[Opening SELECTED EXTRACT section]

This one jumped out to me as an interesting one for a patch release. Changing the default behavior feels like a breaking change, though hopefully there weren't sites expecting an ajax call to not do anything.
one great feature of htmx is how easy it is to understand and develop extensions for. I've just implemented this extension which allows safer handling of CSP nonce if this was required by an application. Hopefully this will get accepted as an official htmx extension.
My advice is if your not using inline script tags or the eval feature just keep it simple and disable allowScriptTags and allowEval and set a good CSP header. Also make sure you set a htmx-config meta tag in your page headers to set your config and protect from injected meta tags.
If you need inline scripts in a few places then be aware you need to choose a good templating or auto escaping engine on the backend to protect you and think about user inputs and be careful when using any raw escape override functions. If you have a sensitive application that needs regular external pen-testing then look at things like my safe-nonce extension that gives you another layer of protection to sell.
Loading malicious fragments: This is in no way related to htmx and is the same for all web implementations because you don't go get possible script code from random untrusted domains you don't trust or control. Also if he had tried this with the current version of htmx (2.0) he would have not been able to do this as it now defaults to blocking hx requests to external sites and you can only use local relative paths now. So win to htmx on this point.
Unsafe eval: Yeah unsafe eval looks bad but almost every other client side framework also has this same issue and it is very hard to turn this one off on any modern interactive or SPA like website today. Htmx has the option to just ignore the two features that need unsafe eval and implement these features with other more custom solutions unlike most other solutions so I have to chalk this up as a second win for htmx.
Disabling HTMX with hx-disable: I think it fair that hx-disable is not a fool proof security feature and is there to stop silly things and provide some isolation for content to separate it from htmx. But you should probably not allow un-sanitized data in here and expect this to save you.
Nonces for inline scripts: Yeah htmx has some support for nonces and they can protect from inline scripts inserted into the page somehow but they won't protect you from scripts returned from your trusted local server via hx requests by design. Another small win here.
Configuration meta tag: This one is a fair point and the use of malicious meta tags is an interesting attack vector. This may weaken some of the security features built into htmx but if you allow un-sanitized user input to be returned by your server like in his example app there are not many solutions that will come off any better off.
Conclusion: When a site uses HTMX, the attack surface of HTML injection is the same as any other SSR solution. It is possible to limit the risk of XSS by using a content security policy. Security is simple and old school as you just sanitize your inputs which all modern backend stacks now make easy. But it not possible to have all HTMX features and provide 100% security against injection (unless you sanitize all inputs and only link to your own server).

[Closing SELECTED EXTRACT section]
[Opening RECORD SET section]

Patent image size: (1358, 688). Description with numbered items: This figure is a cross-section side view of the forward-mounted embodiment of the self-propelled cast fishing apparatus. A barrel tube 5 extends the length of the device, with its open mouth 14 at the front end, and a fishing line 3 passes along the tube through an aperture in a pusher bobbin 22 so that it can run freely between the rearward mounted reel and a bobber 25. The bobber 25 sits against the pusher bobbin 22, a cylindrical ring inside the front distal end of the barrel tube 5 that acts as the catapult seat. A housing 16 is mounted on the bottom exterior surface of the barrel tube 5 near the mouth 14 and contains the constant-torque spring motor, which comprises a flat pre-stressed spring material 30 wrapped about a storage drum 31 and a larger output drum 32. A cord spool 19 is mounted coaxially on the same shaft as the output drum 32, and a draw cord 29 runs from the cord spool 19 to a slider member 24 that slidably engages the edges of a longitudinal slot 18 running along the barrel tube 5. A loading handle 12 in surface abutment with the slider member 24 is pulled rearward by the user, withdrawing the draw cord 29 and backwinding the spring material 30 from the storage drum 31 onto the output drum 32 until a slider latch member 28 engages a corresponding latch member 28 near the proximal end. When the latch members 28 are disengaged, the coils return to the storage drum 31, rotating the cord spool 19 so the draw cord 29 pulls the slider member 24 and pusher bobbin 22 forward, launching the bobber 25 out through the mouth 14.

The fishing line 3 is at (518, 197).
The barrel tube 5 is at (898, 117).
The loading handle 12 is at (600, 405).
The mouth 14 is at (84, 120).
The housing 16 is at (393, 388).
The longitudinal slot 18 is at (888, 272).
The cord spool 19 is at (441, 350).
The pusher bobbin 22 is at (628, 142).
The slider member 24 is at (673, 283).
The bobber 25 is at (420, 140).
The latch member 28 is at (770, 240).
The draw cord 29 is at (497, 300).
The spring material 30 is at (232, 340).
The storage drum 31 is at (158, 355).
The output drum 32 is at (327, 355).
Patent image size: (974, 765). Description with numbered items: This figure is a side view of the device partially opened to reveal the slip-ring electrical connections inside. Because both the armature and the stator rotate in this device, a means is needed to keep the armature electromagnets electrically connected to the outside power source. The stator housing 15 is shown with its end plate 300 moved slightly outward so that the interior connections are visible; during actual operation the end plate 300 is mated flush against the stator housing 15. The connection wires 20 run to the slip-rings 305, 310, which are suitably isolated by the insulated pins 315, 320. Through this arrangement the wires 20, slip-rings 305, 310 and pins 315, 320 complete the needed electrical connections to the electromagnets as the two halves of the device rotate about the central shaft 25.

[Closing RECORD SET section]

◆ **TASK TO CARRY OUT**
Answer these questions from the htmx security comments:
1. Which two settings should be disabled by someone who isn't using inline script tags or the eval feature?
2. What does htmx 2.0 block by default?
3. According to the conclusion, what can limit the risk of XSS?
The saved lines have no connection to the htmx security comments.

◆ **ANSWER FOR THIS EXERCISE**
1. allowScriptTags and allowEval.
2. hx requests to external sites.
3. A content security policy.